WRITTEN EXERCISE: Pick out the lines below that contain the string "name" and copy them all.

Records about charts and figures:
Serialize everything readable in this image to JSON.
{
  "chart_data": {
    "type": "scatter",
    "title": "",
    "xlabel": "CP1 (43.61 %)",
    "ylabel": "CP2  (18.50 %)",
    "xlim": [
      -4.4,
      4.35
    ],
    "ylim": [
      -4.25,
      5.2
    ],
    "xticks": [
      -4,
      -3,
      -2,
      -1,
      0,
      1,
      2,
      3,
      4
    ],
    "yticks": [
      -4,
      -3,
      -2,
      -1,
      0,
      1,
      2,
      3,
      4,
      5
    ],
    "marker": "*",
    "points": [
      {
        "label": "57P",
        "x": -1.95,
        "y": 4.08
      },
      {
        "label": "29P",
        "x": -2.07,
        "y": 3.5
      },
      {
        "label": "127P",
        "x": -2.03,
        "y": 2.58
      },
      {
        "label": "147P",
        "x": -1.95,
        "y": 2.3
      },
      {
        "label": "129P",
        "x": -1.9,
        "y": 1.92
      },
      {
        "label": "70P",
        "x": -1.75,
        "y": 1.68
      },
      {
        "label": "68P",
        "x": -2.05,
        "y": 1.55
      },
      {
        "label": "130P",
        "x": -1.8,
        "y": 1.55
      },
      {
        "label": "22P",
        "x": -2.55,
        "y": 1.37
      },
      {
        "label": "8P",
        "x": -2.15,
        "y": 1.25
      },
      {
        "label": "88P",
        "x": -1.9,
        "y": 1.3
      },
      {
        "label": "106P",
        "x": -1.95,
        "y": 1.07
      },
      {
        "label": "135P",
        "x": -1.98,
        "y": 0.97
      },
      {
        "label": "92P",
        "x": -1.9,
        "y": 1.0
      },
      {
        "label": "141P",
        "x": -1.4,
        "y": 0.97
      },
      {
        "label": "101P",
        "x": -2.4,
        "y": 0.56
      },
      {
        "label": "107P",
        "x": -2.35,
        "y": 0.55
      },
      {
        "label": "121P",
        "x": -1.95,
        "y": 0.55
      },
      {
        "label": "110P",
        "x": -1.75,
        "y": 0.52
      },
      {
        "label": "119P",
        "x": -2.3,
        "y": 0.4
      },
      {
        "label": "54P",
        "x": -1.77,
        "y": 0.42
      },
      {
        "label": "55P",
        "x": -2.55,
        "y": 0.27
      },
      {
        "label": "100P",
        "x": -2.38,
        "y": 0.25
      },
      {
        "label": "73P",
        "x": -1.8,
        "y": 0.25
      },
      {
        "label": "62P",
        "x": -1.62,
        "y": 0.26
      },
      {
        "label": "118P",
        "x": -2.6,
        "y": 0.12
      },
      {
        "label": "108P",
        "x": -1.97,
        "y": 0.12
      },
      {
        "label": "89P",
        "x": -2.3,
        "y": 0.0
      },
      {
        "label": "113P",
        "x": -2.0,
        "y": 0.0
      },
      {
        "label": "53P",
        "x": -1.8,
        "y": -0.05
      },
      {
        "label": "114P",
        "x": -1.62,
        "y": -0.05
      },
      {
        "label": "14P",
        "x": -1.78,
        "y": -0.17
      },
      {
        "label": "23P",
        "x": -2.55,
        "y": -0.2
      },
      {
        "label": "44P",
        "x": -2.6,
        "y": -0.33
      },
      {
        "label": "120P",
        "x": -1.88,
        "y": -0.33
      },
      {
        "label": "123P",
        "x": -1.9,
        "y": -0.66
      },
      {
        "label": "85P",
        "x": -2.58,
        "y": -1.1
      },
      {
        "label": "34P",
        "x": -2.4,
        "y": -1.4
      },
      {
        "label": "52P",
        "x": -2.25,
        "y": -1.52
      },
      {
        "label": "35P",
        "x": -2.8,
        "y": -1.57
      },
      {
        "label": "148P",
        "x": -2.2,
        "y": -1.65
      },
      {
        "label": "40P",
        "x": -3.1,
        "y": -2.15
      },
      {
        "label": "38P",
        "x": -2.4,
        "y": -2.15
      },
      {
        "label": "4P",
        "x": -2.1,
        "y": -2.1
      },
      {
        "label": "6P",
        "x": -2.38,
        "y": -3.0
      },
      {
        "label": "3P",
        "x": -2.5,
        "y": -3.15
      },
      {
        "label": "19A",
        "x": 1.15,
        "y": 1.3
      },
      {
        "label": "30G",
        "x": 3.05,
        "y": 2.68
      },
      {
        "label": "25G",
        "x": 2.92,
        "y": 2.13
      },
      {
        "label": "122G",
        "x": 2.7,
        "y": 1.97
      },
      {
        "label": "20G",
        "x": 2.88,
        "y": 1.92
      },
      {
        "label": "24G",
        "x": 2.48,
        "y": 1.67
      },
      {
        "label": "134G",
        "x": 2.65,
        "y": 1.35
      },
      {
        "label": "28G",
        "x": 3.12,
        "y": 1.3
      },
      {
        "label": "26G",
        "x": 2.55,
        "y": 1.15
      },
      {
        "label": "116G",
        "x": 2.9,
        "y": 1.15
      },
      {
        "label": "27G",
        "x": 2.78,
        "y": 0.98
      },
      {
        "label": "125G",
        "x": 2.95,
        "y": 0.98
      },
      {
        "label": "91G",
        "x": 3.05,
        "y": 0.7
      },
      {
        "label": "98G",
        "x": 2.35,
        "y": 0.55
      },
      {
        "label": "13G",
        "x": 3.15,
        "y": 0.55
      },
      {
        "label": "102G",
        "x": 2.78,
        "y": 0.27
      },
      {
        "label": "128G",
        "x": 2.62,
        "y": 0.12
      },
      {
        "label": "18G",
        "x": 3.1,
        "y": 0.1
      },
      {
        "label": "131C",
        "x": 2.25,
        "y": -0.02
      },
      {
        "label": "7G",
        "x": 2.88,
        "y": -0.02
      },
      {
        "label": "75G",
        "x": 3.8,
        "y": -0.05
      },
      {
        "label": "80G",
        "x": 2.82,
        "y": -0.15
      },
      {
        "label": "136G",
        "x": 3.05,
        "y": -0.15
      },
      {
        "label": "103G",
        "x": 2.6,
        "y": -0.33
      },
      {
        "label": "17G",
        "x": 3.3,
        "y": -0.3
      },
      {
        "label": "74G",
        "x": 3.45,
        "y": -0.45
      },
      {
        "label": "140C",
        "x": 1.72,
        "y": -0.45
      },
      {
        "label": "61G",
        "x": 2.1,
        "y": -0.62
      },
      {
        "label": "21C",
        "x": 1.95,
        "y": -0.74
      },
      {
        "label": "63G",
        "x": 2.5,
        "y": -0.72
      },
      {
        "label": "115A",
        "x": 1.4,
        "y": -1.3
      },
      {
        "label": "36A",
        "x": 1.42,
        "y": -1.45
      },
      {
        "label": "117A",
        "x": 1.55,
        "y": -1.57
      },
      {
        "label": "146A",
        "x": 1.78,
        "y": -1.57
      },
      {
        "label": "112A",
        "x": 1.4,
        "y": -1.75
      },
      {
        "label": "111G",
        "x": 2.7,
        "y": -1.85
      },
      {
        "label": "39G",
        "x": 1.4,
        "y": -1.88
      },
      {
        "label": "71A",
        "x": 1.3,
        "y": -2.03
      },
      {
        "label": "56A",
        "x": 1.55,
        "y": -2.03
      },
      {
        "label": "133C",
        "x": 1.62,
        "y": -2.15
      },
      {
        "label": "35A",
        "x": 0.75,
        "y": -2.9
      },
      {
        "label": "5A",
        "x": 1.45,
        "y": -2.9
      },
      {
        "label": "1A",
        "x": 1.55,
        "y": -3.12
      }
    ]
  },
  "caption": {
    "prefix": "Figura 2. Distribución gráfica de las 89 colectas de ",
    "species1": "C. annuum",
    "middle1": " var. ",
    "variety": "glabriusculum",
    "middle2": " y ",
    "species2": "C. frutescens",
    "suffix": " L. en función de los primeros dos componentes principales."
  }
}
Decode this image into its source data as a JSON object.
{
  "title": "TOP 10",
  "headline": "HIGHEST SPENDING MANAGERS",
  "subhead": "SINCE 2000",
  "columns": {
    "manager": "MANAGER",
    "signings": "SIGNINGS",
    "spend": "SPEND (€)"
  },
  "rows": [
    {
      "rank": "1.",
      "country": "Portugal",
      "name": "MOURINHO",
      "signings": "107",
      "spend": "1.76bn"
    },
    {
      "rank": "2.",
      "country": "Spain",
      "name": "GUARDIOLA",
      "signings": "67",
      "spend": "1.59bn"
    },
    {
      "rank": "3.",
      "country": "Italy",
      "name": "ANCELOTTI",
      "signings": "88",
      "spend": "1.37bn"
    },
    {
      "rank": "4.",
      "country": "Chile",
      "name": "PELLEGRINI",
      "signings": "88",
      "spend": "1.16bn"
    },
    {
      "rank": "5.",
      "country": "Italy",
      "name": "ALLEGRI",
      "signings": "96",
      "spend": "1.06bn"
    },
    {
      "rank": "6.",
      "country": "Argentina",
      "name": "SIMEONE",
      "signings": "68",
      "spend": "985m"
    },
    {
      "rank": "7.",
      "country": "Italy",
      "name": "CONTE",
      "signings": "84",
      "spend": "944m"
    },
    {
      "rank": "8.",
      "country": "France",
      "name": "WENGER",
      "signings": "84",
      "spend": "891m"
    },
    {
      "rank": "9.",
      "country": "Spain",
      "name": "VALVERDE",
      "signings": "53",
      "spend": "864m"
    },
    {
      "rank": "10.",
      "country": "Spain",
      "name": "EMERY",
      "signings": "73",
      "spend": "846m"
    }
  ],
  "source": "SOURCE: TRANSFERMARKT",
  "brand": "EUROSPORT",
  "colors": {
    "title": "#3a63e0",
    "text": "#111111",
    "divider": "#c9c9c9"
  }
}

RESPONSE BELOW:
      "name": "MOURINHO",
      "name": "GUARDIOLA",
      "name": "ANCELOTTI",
      "name": "PELLEGRINI",
      "name": "ALLEGRI",
      "name": "SIMEONE",
      "name": "CONTE",
      "name": "WENGER",
      "name": "VALVERDE",
      "name": "EMERY",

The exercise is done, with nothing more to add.